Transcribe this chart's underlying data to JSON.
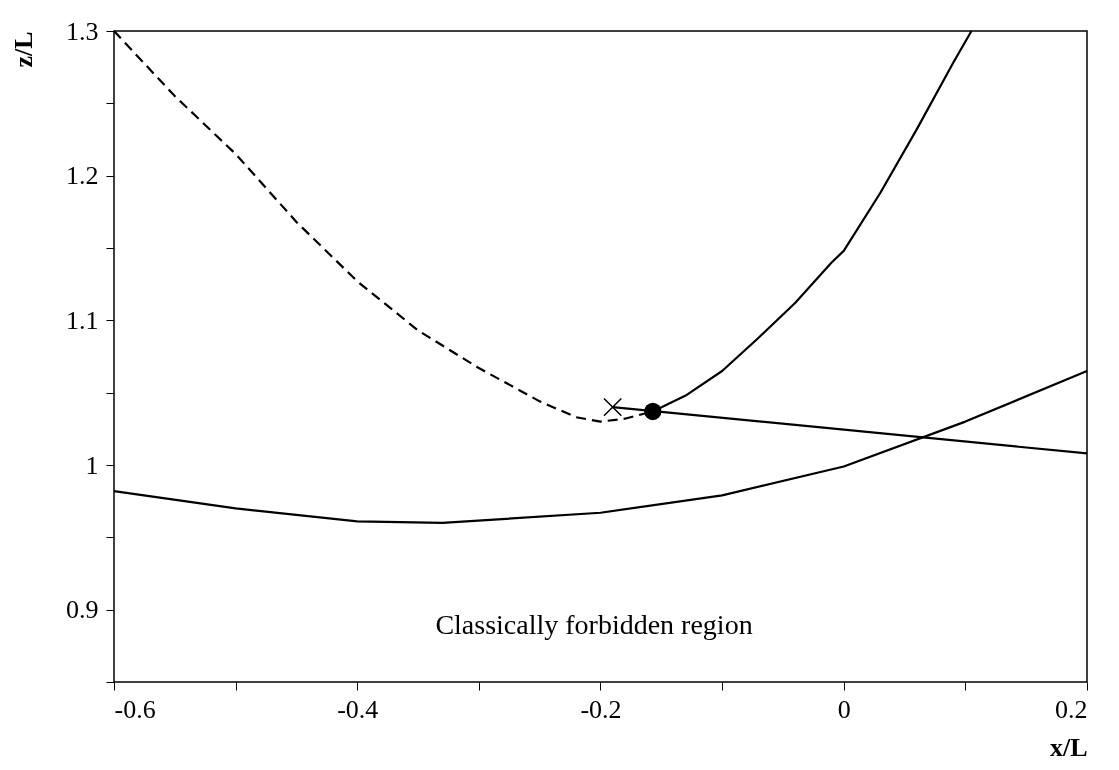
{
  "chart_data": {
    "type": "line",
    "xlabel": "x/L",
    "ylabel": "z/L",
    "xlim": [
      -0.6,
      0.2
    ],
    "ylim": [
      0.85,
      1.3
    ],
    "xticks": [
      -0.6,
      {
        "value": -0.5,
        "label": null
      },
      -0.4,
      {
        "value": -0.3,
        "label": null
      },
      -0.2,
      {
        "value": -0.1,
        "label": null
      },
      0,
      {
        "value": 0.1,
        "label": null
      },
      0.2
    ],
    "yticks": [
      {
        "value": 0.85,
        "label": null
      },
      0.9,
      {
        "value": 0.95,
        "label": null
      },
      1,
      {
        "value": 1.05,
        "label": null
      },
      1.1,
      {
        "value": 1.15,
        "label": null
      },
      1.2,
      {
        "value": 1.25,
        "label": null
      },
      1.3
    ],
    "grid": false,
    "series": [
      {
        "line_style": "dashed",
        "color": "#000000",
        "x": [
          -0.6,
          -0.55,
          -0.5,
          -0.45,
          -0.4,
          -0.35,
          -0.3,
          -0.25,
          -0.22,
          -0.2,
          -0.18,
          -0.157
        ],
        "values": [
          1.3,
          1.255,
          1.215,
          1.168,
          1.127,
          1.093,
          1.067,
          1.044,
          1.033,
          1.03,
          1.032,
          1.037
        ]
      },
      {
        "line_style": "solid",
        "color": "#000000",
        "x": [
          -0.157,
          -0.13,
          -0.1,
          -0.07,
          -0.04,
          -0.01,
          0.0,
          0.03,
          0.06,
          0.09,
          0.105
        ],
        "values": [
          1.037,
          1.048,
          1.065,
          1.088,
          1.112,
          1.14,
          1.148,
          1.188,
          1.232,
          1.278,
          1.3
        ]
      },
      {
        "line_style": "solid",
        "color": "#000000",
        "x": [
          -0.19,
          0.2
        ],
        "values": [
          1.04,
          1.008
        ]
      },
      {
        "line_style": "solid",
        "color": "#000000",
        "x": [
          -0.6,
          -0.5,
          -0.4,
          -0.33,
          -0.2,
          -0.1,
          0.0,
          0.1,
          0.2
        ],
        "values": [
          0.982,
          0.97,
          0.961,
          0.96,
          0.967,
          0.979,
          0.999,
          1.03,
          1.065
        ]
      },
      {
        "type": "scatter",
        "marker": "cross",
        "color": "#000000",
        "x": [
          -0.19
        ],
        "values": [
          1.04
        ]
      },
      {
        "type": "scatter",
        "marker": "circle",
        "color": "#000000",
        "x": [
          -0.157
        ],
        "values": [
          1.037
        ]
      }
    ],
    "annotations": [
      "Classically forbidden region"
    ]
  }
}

**Directions for this task**. Exact duplication of all the records is required; pictures are omitted from the copy.

**Answer**.
Transcribe this chart's underlying data to JSON.
{
  "chart_data": {
    "type": "line",
    "xlabel": "x/L",
    "ylabel": "z/L",
    "xlim": [
      -0.6,
      0.2
    ],
    "ylim": [
      0.85,
      1.3
    ],
    "xticks": [
      -0.6,
      {
        "value": -0.5,
        "label": null
      },
      -0.4,
      {
        "value": -0.3,
        "label": null
      },
      -0.2,
      {
        "value": -0.1,
        "label": null
      },
      0,
      {
        "value": 0.1,
        "label": null
      },
      0.2
    ],
    "yticks": [
      {
        "value": 0.85,
        "label": null
      },
      0.9,
      {
        "value": 0.95,
        "label": null
      },
      1,
      {
        "value": 1.05,
        "label": null
      },
      1.1,
      {
        "value": 1.15,
        "label": null
      },
      1.2,
      {
        "value": 1.25,
        "label": null
      },
      1.3
    ],
    "grid": false,
    "series": [
      {
        "line_style": "dashed",
        "color": "#000000",
        "x": [
          -0.6,
          -0.55,
          -0.5,
          -0.45,
          -0.4,
          -0.35,
          -0.3,
          -0.25,
          -0.22,
          -0.2,
          -0.18,
          -0.157
        ],
        "values": [
          1.3,
          1.255,
          1.215,
          1.168,
          1.127,
          1.093,
          1.067,
          1.044,
          1.033,
          1.03,
          1.032,
          1.037
        ]
      },
      {
        "line_style": "solid",
        "color": "#000000",
        "x": [
          -0.157,
          -0.13,
          -0.1,
          -0.07,
          -0.04,
          -0.01,
          0.0,
          0.03,
          0.06,
          0.09,
          0.105
        ],
        "values": [
          1.037,
          1.048,
          1.065,
          1.088,
          1.112,
          1.14,
          1.148,
          1.188,
          1.232,
          1.278,
          1.3
        ]
      },
      {
        "line_style": "solid",
        "color": "#000000",
        "x": [
          -0.19,
          0.2
        ],
        "values": [
          1.04,
          1.008
        ]
      },
      {
        "line_style": "solid",
        "color": "#000000",
        "x": [
          -0.6,
          -0.5,
          -0.4,
          -0.33,
          -0.2,
          -0.1,
          0.0,
          0.1,
          0.2
        ],
        "values": [
          0.982,
          0.97,
          0.961,
          0.96,
          0.967,
          0.979,
          0.999,
          1.03,
          1.065
        ]
      },
      {
        "type": "scatter",
        "marker": "cross",
        "color": "#000000",
        "x": [
          -0.19
        ],
        "values": [
          1.04
        ]
      },
      {
        "type": "scatter",
        "marker": "circle",
        "color": "#000000",
        "x": [
          -0.157
        ],
        "values": [
          1.037
        ]
      }
    ],
    "annotations": [
      "Classically forbidden region"
    ]
  }
}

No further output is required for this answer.